> _Objective_:
Leave the pictures out and reproduce, exactly, the lines from the one with "What data populates" through the end of the entries below.

> _Exercise data_:
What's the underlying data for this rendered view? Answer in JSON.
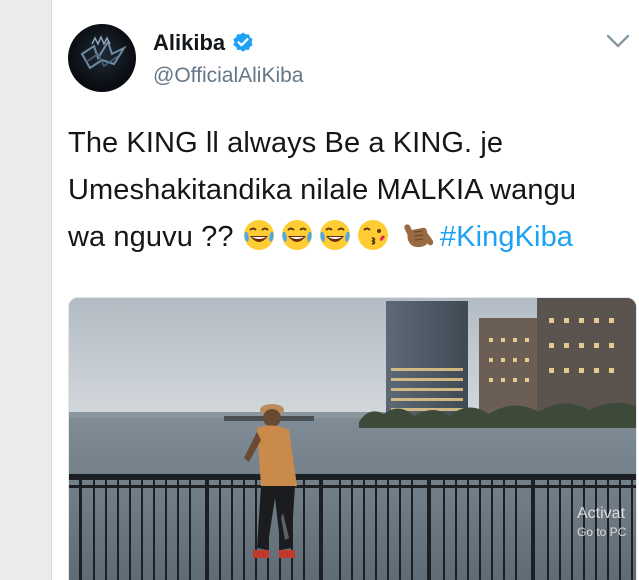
{
  "tweet": {
    "user_name": "Alikiba",
    "handle": "@OfficialAliKiba",
    "text_lines": [
      "The KING ll always Be a KING. je",
      "Umeshakitandika nilale MALKIA wangu",
      "wa nguvu ??"
    ],
    "hashtag": "#KingKiba",
    "emojis": [
      "tears-of-joy-emoji",
      "tears-of-joy-emoji",
      "tears-of-joy-emoji",
      "kissing-face-emoji",
      "call-me-hand-emoji"
    ],
    "media_description": "photo"
  },
  "overlay": {
    "activate_line1": "Activat",
    "activate_line2": "Go to PC"
  },
  "colors": {
    "verified": "#1da1f2",
    "hashtag": "#1da1f2",
    "name": "#14171a",
    "handle": "#657786"
  },
  "icons": {
    "verified": "verified-badge-icon",
    "menu": "chevron-down-icon"
  }
}
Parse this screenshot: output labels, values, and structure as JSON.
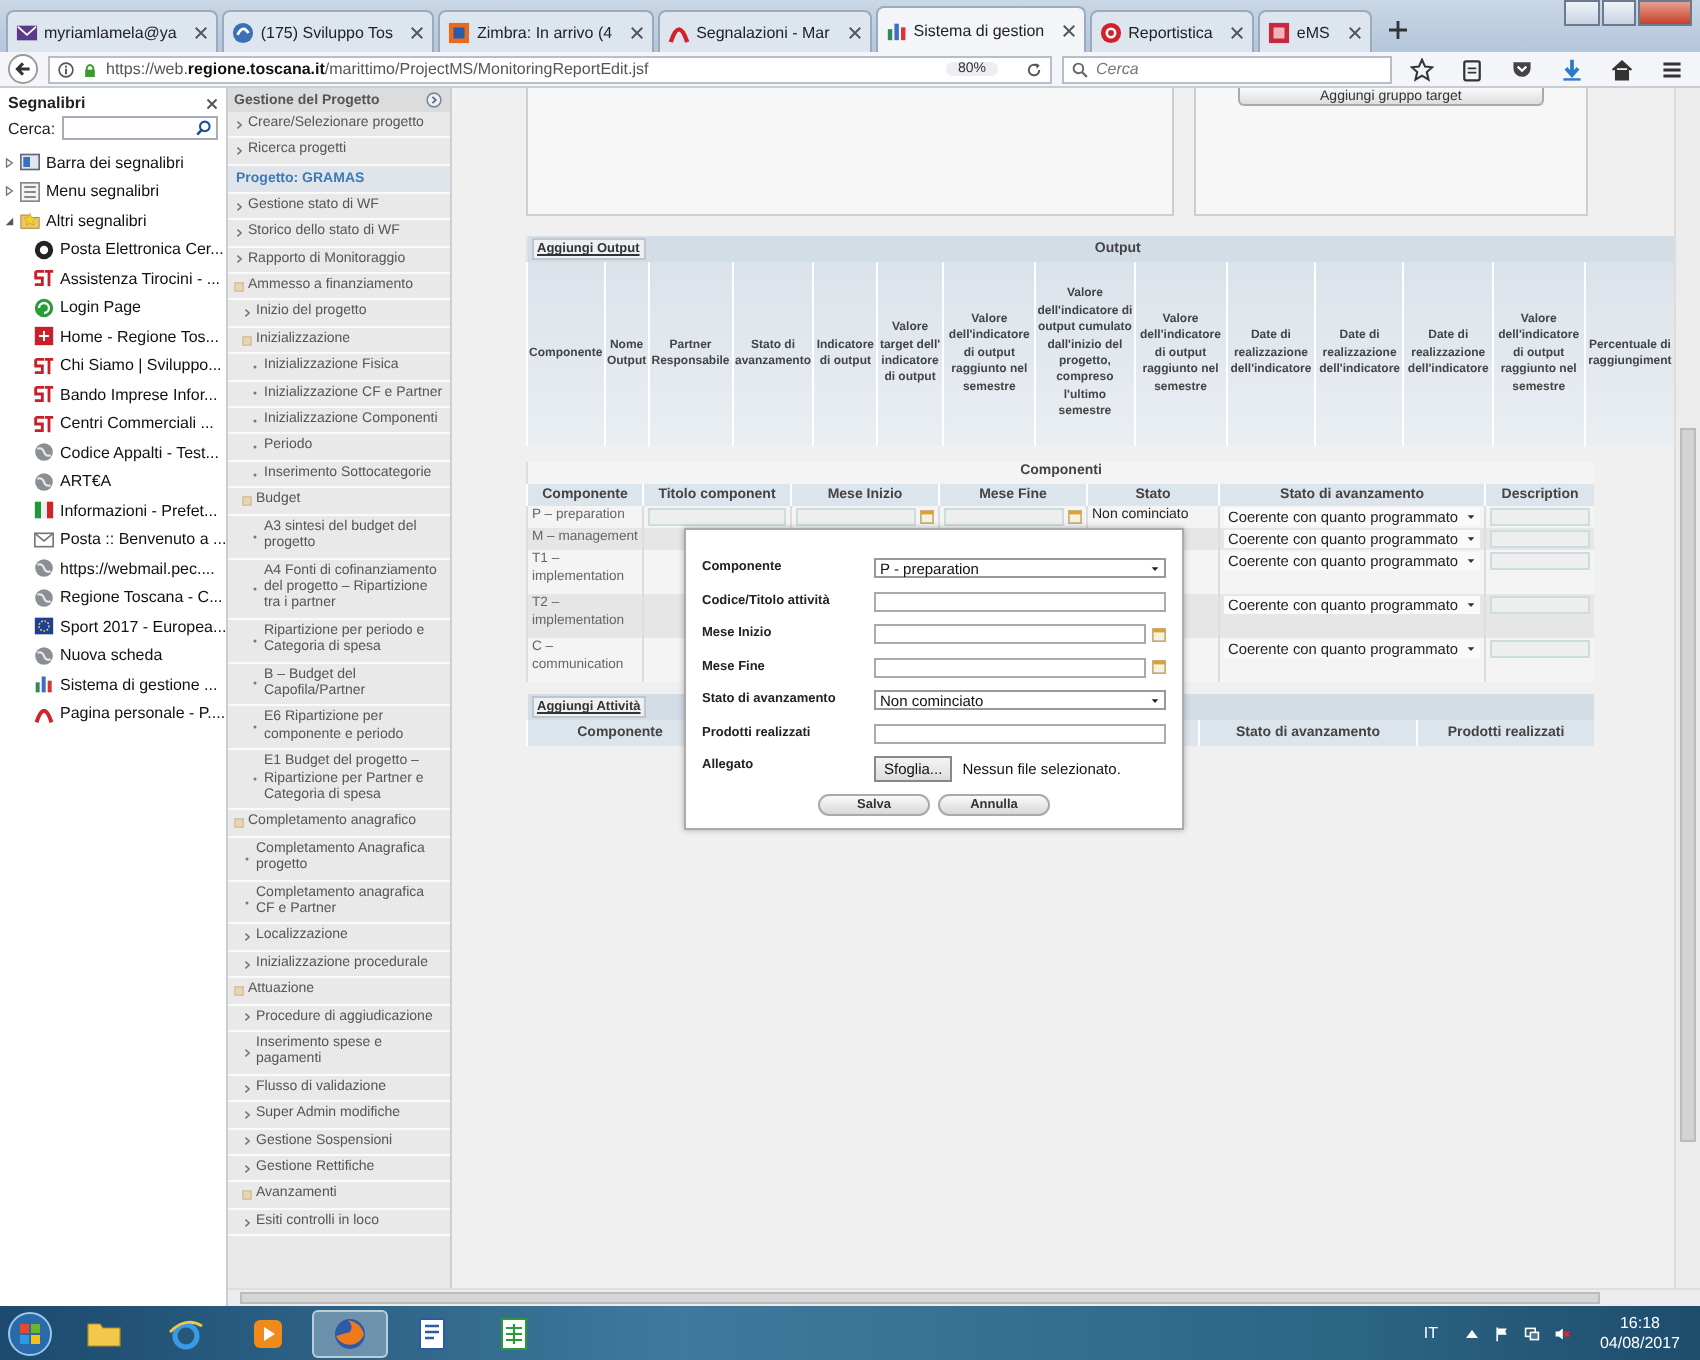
{
  "browser": {
    "tabs": [
      {
        "title": "myriamlamela@ya",
        "selected": false
      },
      {
        "title": "(175) Sviluppo Tos",
        "selected": false
      },
      {
        "title": "Zimbra: In arrivo (4",
        "selected": false
      },
      {
        "title": "Segnalazioni - Mar",
        "selected": false
      },
      {
        "title": "Sistema di gestion",
        "selected": true
      },
      {
        "title": "Reportistica",
        "selected": false
      },
      {
        "title": "eMS",
        "selected": false
      }
    ],
    "url": "https://web.**regione.toscana.it**/marittimo/ProjectMS/MonitoringReportEdit.jsf",
    "zoom": "80%",
    "search": {
      "placeholder": "Cerca"
    }
  },
  "bookmarks": {
    "title": "Segnalibri",
    "search_label": "Cerca:",
    "folders": [
      {
        "label": "Barra dei segnalibri",
        "expanded": false
      },
      {
        "label": "Menu segnalibri",
        "expanded": false
      },
      {
        "label": "Altri segnalibri",
        "expanded": true,
        "children": [
          {
            "label": "Posta Elettronica Cer..."
          },
          {
            "label": "Assistenza Tirocini - ..."
          },
          {
            "label": "Login Page"
          },
          {
            "label": "Home - Regione Tos..."
          },
          {
            "label": "Chi Siamo | Sviluppo..."
          },
          {
            "label": "Bando Imprese Infor..."
          },
          {
            "label": "Centri Commerciali ..."
          },
          {
            "label": "Codice Appalti - Test..."
          },
          {
            "label": "ART€A"
          },
          {
            "label": "Informazioni - Prefet..."
          },
          {
            "label": "Posta :: Benvenuto a ..."
          },
          {
            "label": "https://webmail.pec...."
          },
          {
            "label": "Regione Toscana - C..."
          },
          {
            "label": "Sport 2017 - Europea..."
          },
          {
            "label": "Nuova scheda"
          },
          {
            "label": "Sistema di gestione ..."
          },
          {
            "label": "Pagina personale - P...."
          }
        ]
      }
    ]
  },
  "nav": {
    "title": "Gestione del Progetto",
    "items": [
      {
        "label": "Creare/Selezionare progetto",
        "kind": "link"
      },
      {
        "label": "Ricerca progetti",
        "kind": "link"
      },
      {
        "label": "Progetto: GRAMAS",
        "kind": "heading"
      },
      {
        "label": "Gestione stato di WF",
        "kind": "link"
      },
      {
        "label": "Storico dello stato di WF",
        "kind": "link"
      },
      {
        "label": "Rapporto di Monitoraggio",
        "kind": "link"
      },
      {
        "label": "Ammesso a finanziamento",
        "kind": "group",
        "expanded": true,
        "children": [
          {
            "label": "Inizio del progetto",
            "kind": "link"
          },
          {
            "label": "Inizializzazione",
            "kind": "group",
            "expanded": true,
            "children": [
              {
                "label": "Inizializzazione Fisica",
                "kind": "bullet"
              },
              {
                "label": "Inizializzazione CF e Partner",
                "kind": "bullet"
              },
              {
                "label": "Inizializzazione Componenti",
                "kind": "bullet"
              },
              {
                "label": "Periodo",
                "kind": "bullet"
              },
              {
                "label": "Inserimento Sottocategorie",
                "kind": "bullet"
              }
            ]
          },
          {
            "label": "Budget",
            "kind": "group",
            "expanded": true,
            "children": [
              {
                "label": "A3 sintesi del budget del progetto",
                "kind": "bullet"
              },
              {
                "label": "A4 Fonti di cofinanziamento del progetto – Ripartizione tra i partner",
                "kind": "bullet"
              },
              {
                "label": "Ripartizione per periodo e Categoria di spesa",
                "kind": "bullet"
              },
              {
                "label": "B – Budget del Capofila/Partner",
                "kind": "bullet"
              },
              {
                "label": "E6 Ripartizione per componente e periodo",
                "kind": "bullet"
              },
              {
                "label": "E1 Budget del progetto – Ripartizione per Partner e Categoria di spesa",
                "kind": "bullet"
              }
            ]
          }
        ]
      },
      {
        "label": "Completamento anagrafico",
        "kind": "group",
        "expanded": true,
        "children": [
          {
            "label": "Completamento Anagrafica progetto",
            "kind": "bullet"
          },
          {
            "label": "Completamento anagrafica CF e Partner",
            "kind": "bullet"
          },
          {
            "label": "Localizzazione",
            "kind": "link"
          },
          {
            "label": "Inizializzazione procedurale",
            "kind": "link"
          }
        ]
      },
      {
        "label": "Attuazione",
        "kind": "group",
        "expanded": true,
        "children": [
          {
            "label": "Procedure di aggiudicazione",
            "kind": "link"
          },
          {
            "label": "Inserimento spese e pagamenti",
            "kind": "link"
          },
          {
            "label": "Flusso di validazione",
            "kind": "link"
          },
          {
            "label": "Super Admin modifiche",
            "kind": "link"
          },
          {
            "label": "Gestione Sospensioni",
            "kind": "link"
          },
          {
            "label": "Gestione Rettifiche",
            "kind": "link"
          },
          {
            "label": "Avanzamenti",
            "kind": "group",
            "expanded": true
          },
          {
            "label": "Esiti controlli in loco",
            "kind": "link"
          }
        ]
      }
    ]
  },
  "top_panel": {
    "button": "Aggiungi gruppo target"
  },
  "output_table": {
    "add_button": "Aggiungi Output",
    "title": "Output",
    "columns": [
      "Componente",
      "Nome Output",
      "Partner Responsabile",
      "Stato di avanzamento",
      "Indicatore di output",
      "Valore target dell' indicatore di output",
      "Valore dell'indicatore di output raggiunto nel semestre",
      "Valore dell'indicatore di output cumulato dall'inizio del progetto, compreso l'ultimo semestre",
      "Valore dell'indicatore di output raggiunto nel semestre",
      "Date di realizzazione dell'indicatore",
      "Date di realizzazione dell'indicatore",
      "Date di realizzazione dell'indicatore",
      "Valore dell'indicatore di output raggiunto nel semestre",
      "Percentuale di raggiungiment"
    ]
  },
  "components_table": {
    "title": "Componenti",
    "columns": [
      "Componente",
      "Titolo component",
      "Mese Inizio",
      "Mese Fine",
      "Stato",
      "Stato di avanzamento",
      "Description"
    ],
    "rows": [
      {
        "componente": "P – preparation",
        "stato": "Non cominciato",
        "avanzamento": "Coerente con quanto programmato"
      },
      {
        "componente": "M – management",
        "avanzamento": "Coerente con quanto programmato"
      },
      {
        "componente": "T1 – implementation",
        "avanzamento": "Coerente con quanto programmato"
      },
      {
        "componente": "T2 – implementation",
        "avanzamento": "Coerente con quanto programmato"
      },
      {
        "componente": "C – communication",
        "avanzamento": "Coerente con quanto programmato"
      }
    ]
  },
  "activities_table": {
    "add_button": "Aggiungi Attività",
    "columns": [
      "Componente",
      "Stato di avanzamento",
      "Prodotti realizzati"
    ]
  },
  "dialog": {
    "fields": [
      {
        "label": "Componente",
        "kind": "select",
        "value": "P - preparation"
      },
      {
        "label": "Codice/Titolo attività",
        "kind": "text"
      },
      {
        "label": "Mese Inizio",
        "kind": "date"
      },
      {
        "label": "Mese Fine",
        "kind": "date"
      },
      {
        "label": "Stato di avanzamento",
        "kind": "select",
        "value": "Non cominciato"
      },
      {
        "label": "Prodotti realizzati",
        "kind": "text"
      },
      {
        "label": "Allegato",
        "kind": "file",
        "button": "Sfoglia...",
        "value": "Nessun file selezionato."
      }
    ],
    "buttons": [
      "Salva",
      "Annulla"
    ]
  },
  "taskbar": {
    "apps": [
      {
        "selected": false
      },
      {
        "selected": false
      },
      {
        "selected": false
      },
      {
        "selected": true
      },
      {
        "selected": false
      },
      {
        "selected": false
      }
    ],
    "language": "IT",
    "time": "16:18",
    "date": "04/08/2017"
  }
}
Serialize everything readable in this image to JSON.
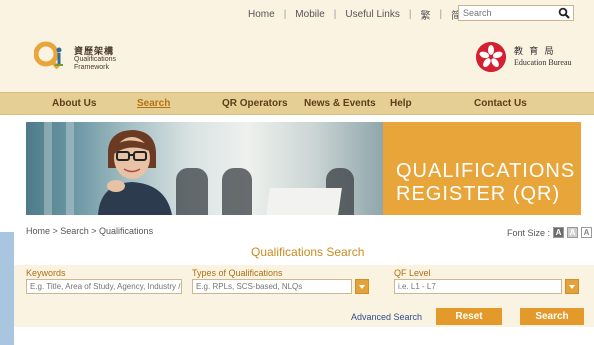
{
  "topbar": {
    "links": [
      "Home",
      "Mobile",
      "Useful Links",
      "繁",
      "简"
    ],
    "search_placeholder": "Search"
  },
  "header": {
    "qf_logo_cn": "資歷架構",
    "qf_logo_en1": "Qualifications",
    "qf_logo_en2": "Framework",
    "edb_cn": "教 育 局",
    "edb_en": "Education Bureau"
  },
  "nav": {
    "items": [
      "About Us",
      "Search",
      "QR Operators",
      "News & Events",
      "Help",
      "Contact Us"
    ],
    "active": "Search"
  },
  "banner": {
    "line1": "QUALIFICATIONS",
    "line2": "REGISTER (QR)"
  },
  "breadcrumb": "Home > Search > Qualifications",
  "font_size_label": "Font Size :",
  "font_size_options": [
    "A",
    "A",
    "A"
  ],
  "page_title": "Qualifications Search",
  "form": {
    "keywords_label": "Keywords",
    "keywords_placeholder": "E.g. Title, Area of Study, Agency, Industry / I",
    "types_label": "Types of Qualifications",
    "types_placeholder": "E.g. RPLs, SCS-based, NLQs",
    "qf_level_label": "QF Level",
    "qf_level_placeholder": "i.e. L1 - L7",
    "advanced_search": "Advanced Search",
    "reset": "Reset",
    "search": "Search"
  },
  "colors": {
    "accent_orange": "#e39a2a",
    "nav_bg": "#e6cf94",
    "cream_bg": "#fbf3e2",
    "title_orange": "#c98b1e"
  }
}
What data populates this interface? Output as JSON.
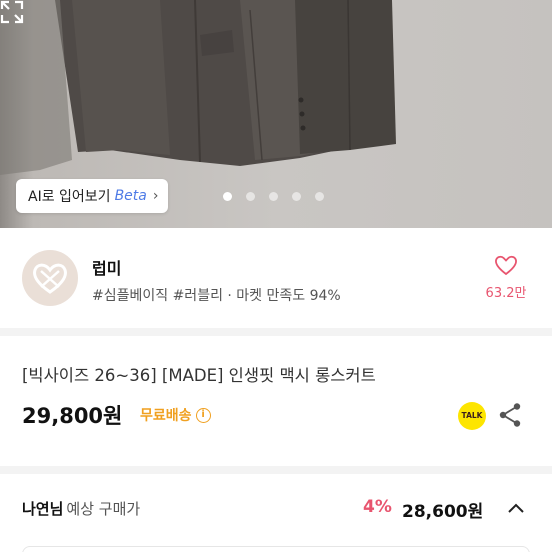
{
  "photo": {
    "ai_button": {
      "label": "AI로 입어보기",
      "beta": "Beta",
      "chevron": "›"
    },
    "carousel": {
      "total": 5,
      "active": 1
    },
    "expand_icon": "expand-icon"
  },
  "shop": {
    "name": "럽미",
    "tags": "#심플베이직 #러블리 · 마켓 만족도 94%",
    "likes": "63.2만",
    "logo_icon": "heart-logo-icon",
    "like_icon": "heart-outline-icon"
  },
  "product": {
    "title": "[빅사이즈 26~36] [MADE] 인생핏 맥시 롱스커트",
    "price": "29,800원",
    "shipping": "무료배송",
    "shipping_info_icon": "i",
    "talk_label": "TALK",
    "share_icon": "share-icon"
  },
  "expected": {
    "user": "나연님",
    "label": "예상 구매가",
    "discount": "4%",
    "price": "28,600원",
    "chevron_icon": "chevron-up-icon"
  },
  "colors": {
    "accent_pink": "#e8556f",
    "shipping_orange": "#f0a020",
    "beta_blue": "#4e7be6",
    "kakao_yellow": "#fde500"
  }
}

> _Correct answer_:
What data populates this interface? Output as JSON.
{
  "photo": {
    "ai_button": {
      "label": "AI로 입어보기",
      "beta": "Beta",
      "chevron": "›"
    },
    "carousel": {
      "total": 5,
      "active": 1
    },
    "expand_icon": "expand-icon"
  },
  "shop": {
    "name": "럽미",
    "tags": "#심플베이직 #러블리 · 마켓 만족도 94%",
    "likes": "63.2만",
    "logo_icon": "heart-logo-icon",
    "like_icon": "heart-outline-icon"
  },
  "product": {
    "title": "[빅사이즈 26~36] [MADE] 인생핏 맥시 롱스커트",
    "price": "29,800원",
    "shipping": "무료배송",
    "shipping_info_icon": "i",
    "talk_label": "TALK",
    "share_icon": "share-icon"
  },
  "expected": {
    "user": "나연님",
    "label": "예상 구매가",
    "discount": "4%",
    "price": "28,600원",
    "chevron_icon": "chevron-up-icon"
  },
  "colors": {
    "accent_pink": "#e8556f",
    "shipping_orange": "#f0a020",
    "beta_blue": "#4e7be6",
    "kakao_yellow": "#fde500"
  }
}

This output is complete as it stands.